» GOAL OF THE EXERCISE: In your copy, leave out the pictures and repeat the entries below exactly.

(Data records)
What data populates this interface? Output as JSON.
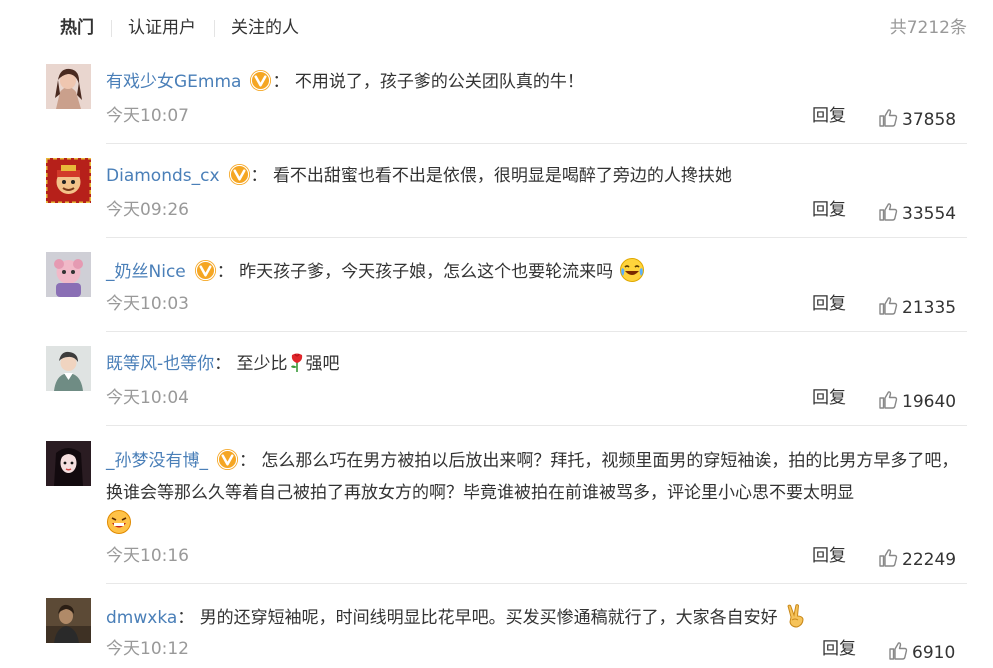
{
  "tabs": [
    {
      "label": "热门",
      "active": true
    },
    {
      "label": "认证用户",
      "active": false
    },
    {
      "label": "关注的人",
      "active": false
    }
  ],
  "total_count": "共7212条",
  "reply_label": "回复",
  "colors": {
    "username": "#4a7fb8",
    "badge": "#f5a623",
    "muted": "#999999"
  },
  "comments": [
    {
      "username": "有戏少女GEmma",
      "verified": true,
      "separator": "：",
      "text": "不用说了，孩子爹的公关团队真的牛！",
      "time": "今天10:07",
      "likes": "37858"
    },
    {
      "username": "Diamonds_cx",
      "verified": true,
      "separator": "：",
      "text": "看不出甜蜜也看不出是依偎，很明显是喝醉了旁边的人搀扶她",
      "time": "今天09:26",
      "likes": "33554"
    },
    {
      "username": "_奶丝Nice",
      "verified": true,
      "separator": "：",
      "text": "昨天孩子爹，今天孩子娘，怎么这个也要轮流来吗",
      "emoji": "laugh-cry-emoji",
      "time": "今天10:03",
      "likes": "21335"
    },
    {
      "username": "既等风-也等你",
      "verified": false,
      "separator": "：",
      "text_before": "至少比",
      "emoji": "flower-emoji",
      "text_after": "强吧",
      "time": "今天10:04",
      "likes": "19640"
    },
    {
      "username": "_孙梦没有博_",
      "verified": true,
      "separator": "：",
      "text": "怎么那么巧在男方被拍以后放出来啊？拜托，视频里面男的穿短袖诶，拍的比男方早多了吧，换谁会等那么久等着自己被拍了再放女方的啊？毕竟谁被拍在前谁被骂多，评论里小心思不要太明显",
      "emoji": "grin-emoji",
      "time": "今天10:16",
      "likes": "22249"
    },
    {
      "username": "dmwxka",
      "verified": false,
      "separator": "：",
      "text": "男的还穿短袖呢，时间线明显比花早吧。买发买惨通稿就行了，大家各自安好",
      "emoji": "victory-hand-emoji",
      "time": "今天10:12",
      "likes": "6910"
    }
  ]
}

» ANSWER TO THE PROBLEM:
What data populates this interface? Output as JSON.
{
  "tabs": [
    {
      "label": "热门",
      "active": true
    },
    {
      "label": "认证用户",
      "active": false
    },
    {
      "label": "关注的人",
      "active": false
    }
  ],
  "total_count": "共7212条",
  "reply_label": "回复",
  "colors": {
    "username": "#4a7fb8",
    "badge": "#f5a623",
    "muted": "#999999"
  },
  "comments": [
    {
      "username": "有戏少女GEmma",
      "verified": true,
      "separator": "：",
      "text": "不用说了，孩子爹的公关团队真的牛！",
      "time": "今天10:07",
      "likes": "37858"
    },
    {
      "username": "Diamonds_cx",
      "verified": true,
      "separator": "：",
      "text": "看不出甜蜜也看不出是依偎，很明显是喝醉了旁边的人搀扶她",
      "time": "今天09:26",
      "likes": "33554"
    },
    {
      "username": "_奶丝Nice",
      "verified": true,
      "separator": "：",
      "text": "昨天孩子爹，今天孩子娘，怎么这个也要轮流来吗",
      "emoji": "laugh-cry-emoji",
      "time": "今天10:03",
      "likes": "21335"
    },
    {
      "username": "既等风-也等你",
      "verified": false,
      "separator": "：",
      "text_before": "至少比",
      "emoji": "flower-emoji",
      "text_after": "强吧",
      "time": "今天10:04",
      "likes": "19640"
    },
    {
      "username": "_孙梦没有博_",
      "verified": true,
      "separator": "：",
      "text": "怎么那么巧在男方被拍以后放出来啊？拜托，视频里面男的穿短袖诶，拍的比男方早多了吧，换谁会等那么久等着自己被拍了再放女方的啊？毕竟谁被拍在前谁被骂多，评论里小心思不要太明显",
      "emoji": "grin-emoji",
      "time": "今天10:16",
      "likes": "22249"
    },
    {
      "username": "dmwxka",
      "verified": false,
      "separator": "：",
      "text": "男的还穿短袖呢，时间线明显比花早吧。买发买惨通稿就行了，大家各自安好",
      "emoji": "victory-hand-emoji",
      "time": "今天10:12",
      "likes": "6910"
    }
  ]
}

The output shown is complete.